▶ _What you will do_
Every line below should be repeated exactly.

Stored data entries
□ □ □ □

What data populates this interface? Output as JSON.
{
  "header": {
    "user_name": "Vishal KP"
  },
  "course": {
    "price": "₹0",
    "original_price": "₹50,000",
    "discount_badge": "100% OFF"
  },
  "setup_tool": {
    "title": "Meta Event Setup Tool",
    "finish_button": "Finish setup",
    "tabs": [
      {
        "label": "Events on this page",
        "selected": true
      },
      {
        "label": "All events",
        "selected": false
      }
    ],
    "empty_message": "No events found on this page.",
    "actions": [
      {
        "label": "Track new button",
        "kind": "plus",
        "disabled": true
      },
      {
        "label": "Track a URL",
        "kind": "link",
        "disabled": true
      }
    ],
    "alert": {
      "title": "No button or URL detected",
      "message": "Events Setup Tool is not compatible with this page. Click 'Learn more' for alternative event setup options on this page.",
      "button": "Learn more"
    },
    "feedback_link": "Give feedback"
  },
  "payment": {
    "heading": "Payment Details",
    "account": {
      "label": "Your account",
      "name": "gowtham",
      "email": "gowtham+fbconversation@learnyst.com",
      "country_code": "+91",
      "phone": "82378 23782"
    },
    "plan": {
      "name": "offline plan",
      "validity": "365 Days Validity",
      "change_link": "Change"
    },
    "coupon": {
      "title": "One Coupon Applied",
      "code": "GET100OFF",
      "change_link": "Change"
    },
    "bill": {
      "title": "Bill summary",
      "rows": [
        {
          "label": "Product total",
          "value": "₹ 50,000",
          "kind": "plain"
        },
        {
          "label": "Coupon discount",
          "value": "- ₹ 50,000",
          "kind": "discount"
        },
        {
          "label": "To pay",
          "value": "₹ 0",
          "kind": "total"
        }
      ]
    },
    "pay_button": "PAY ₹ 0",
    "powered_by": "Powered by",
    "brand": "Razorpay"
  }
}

□ □ □ □

▶ _Result below_
What data populates this interface? Output as JSON.
{
  "header": {
    "user_name": "Vishal KP"
  },
  "course": {
    "price": "₹0",
    "original_price": "₹50,000",
    "discount_badge": "100% OFF"
  },
  "setup_tool": {
    "title": "Meta Event Setup Tool",
    "finish_button": "Finish setup",
    "tabs": [
      {
        "label": "Events on this page",
        "selected": true
      },
      {
        "label": "All events",
        "selected": false
      }
    ],
    "empty_message": "No events found on this page.",
    "actions": [
      {
        "label": "Track new button",
        "kind": "plus",
        "disabled": true
      },
      {
        "label": "Track a URL",
        "kind": "link",
        "disabled": true
      }
    ],
    "alert": {
      "title": "No button or URL detected",
      "message": "Events Setup Tool is not compatible with this page. Click 'Learn more' for alternative event setup options on this page.",
      "button": "Learn more"
    },
    "feedback_link": "Give feedback"
  },
  "payment": {
    "heading": "Payment Details",
    "account": {
      "label": "Your account",
      "name": "gowtham",
      "email": "gowtham+fbconversation@learnyst.com",
      "country_code": "+91",
      "phone": "82378 23782"
    },
    "plan": {
      "name": "offline plan",
      "validity": "365 Days Validity",
      "change_link": "Change"
    },
    "coupon": {
      "title": "One Coupon Applied",
      "code": "GET100OFF",
      "change_link": "Change"
    },
    "bill": {
      "title": "Bill summary",
      "rows": [
        {
          "label": "Product total",
          "value": "₹ 50,000",
          "kind": "plain"
        },
        {
          "label": "Coupon discount",
          "value": "- ₹ 50,000",
          "kind": "discount"
        },
        {
          "label": "To pay",
          "value": "₹ 0",
          "kind": "total"
        }
      ]
    },
    "pay_button": "PAY ₹ 0",
    "powered_by": "Powered by",
    "brand": "Razorpay"
  }
}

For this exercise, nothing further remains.